Your goal => Repeat the material below word for word and leave out all pictures.

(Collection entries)
• • • • • • •
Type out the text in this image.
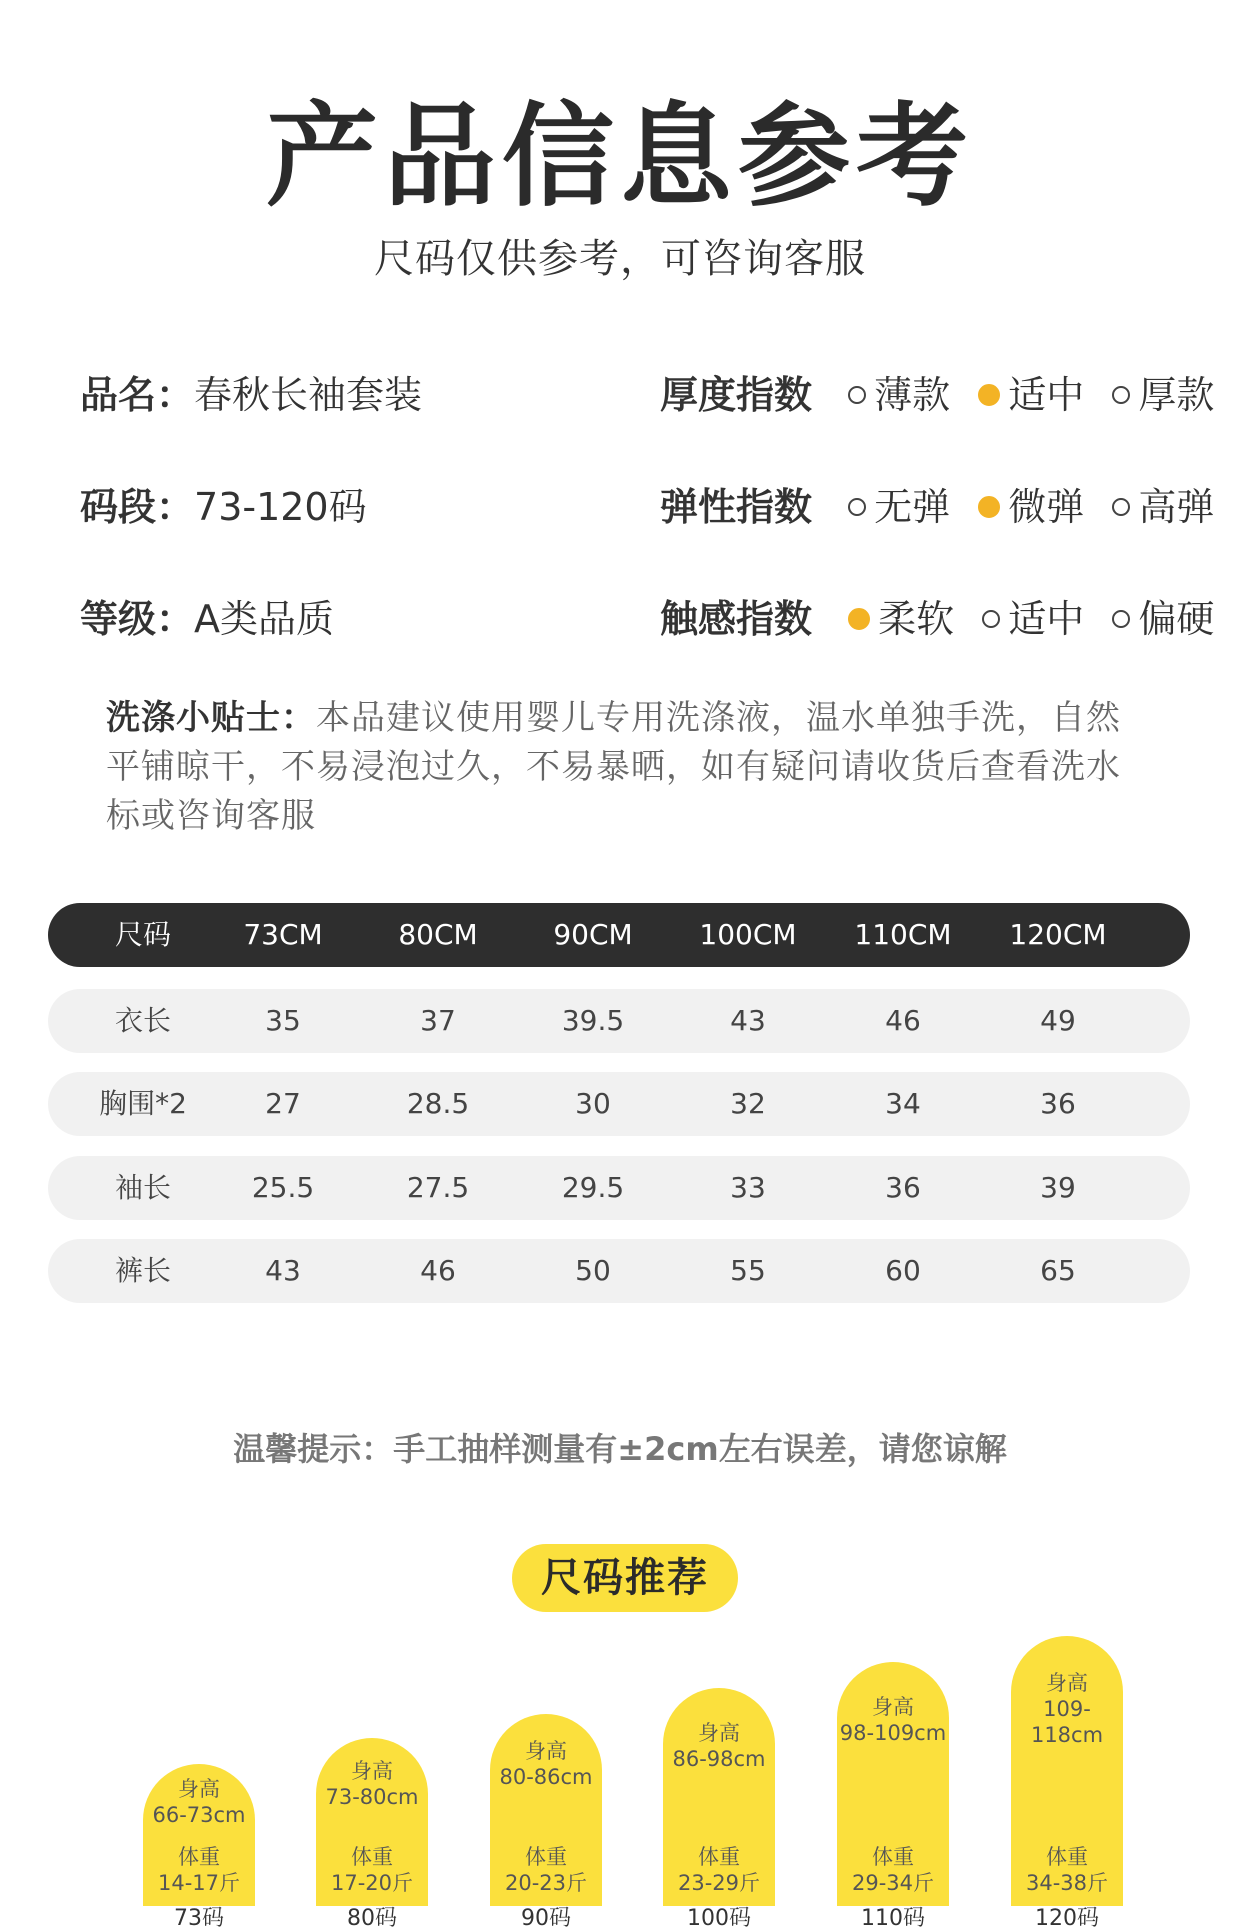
产品信息参考
尺码仅供参考，可咨询客服
品名：春秋长袖套装
码段：73-120码
等级：A类品质
厚度指数 薄款 适中 厚款
弹性指数 无弹 微弹 高弹
触感指数 柔软 适中 偏硬
洗涤小贴士：本品建议使用婴儿专用洗涤液，温水单独手洗，自然
平铺晾干，不易浸泡过久，不易暴晒，如有疑问请收货后查看洗水
标或咨询客服
尺码	73CM	80CM	90CM	100CM	110CM	120CM
衣长	35	37	39.5	43	46	49
胸围*2	27	28.5	30	32	34	36
袖长	25.5	27.5	29.5	33	36	39
裤长	43	46	50	55	60	65
温馨提示：手工抽样测量有±2cm左右误差，请您谅解
尺码推荐
身高
66-73cm
体重
14-17斤
身高
73-80cm
体重
17-20斤
身高
80-86cm
体重
20-23斤
身高
86-98cm
体重
23-29斤
身高
98-109cm
体重
29-34斤
身高
109-118cm
体重
34-38斤
73码	80码	90码	100码	110码	120码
• • • • • • •
Finished exercise =>
Type out the text in this image.
产品信息参考
尺码仅供参考，可咨询客服
品名：春秋长袖套装
码段：73-120码
等级：A类品质
厚度指数 薄款 适中 厚款
弹性指数 无弹 微弹 高弹
触感指数 柔软 适中 偏硬
洗涤小贴士：本品建议使用婴儿专用洗涤液，温水单独手洗，自然
平铺晾干，不易浸泡过久，不易暴晒，如有疑问请收货后查看洗水
标或咨询客服
尺码	73CM	80CM	90CM	100CM	110CM	120CM
衣长	35	37	39.5	43	46	49
胸围*2	27	28.5	30	32	34	36
袖长	25.5	27.5	29.5	33	36	39
裤长	43	46	50	55	60	65
温馨提示：手工抽样测量有±2cm左右误差，请您谅解
尺码推荐
身高
66-73cm
体重
14-17斤
身高
73-80cm
体重
17-20斤
身高
80-86cm
体重
20-23斤
身高
86-98cm
体重
23-29斤
身高
98-109cm
体重
29-34斤
身高
109-118cm
体重
34-38斤
73码	80码	90码	100码	110码	120码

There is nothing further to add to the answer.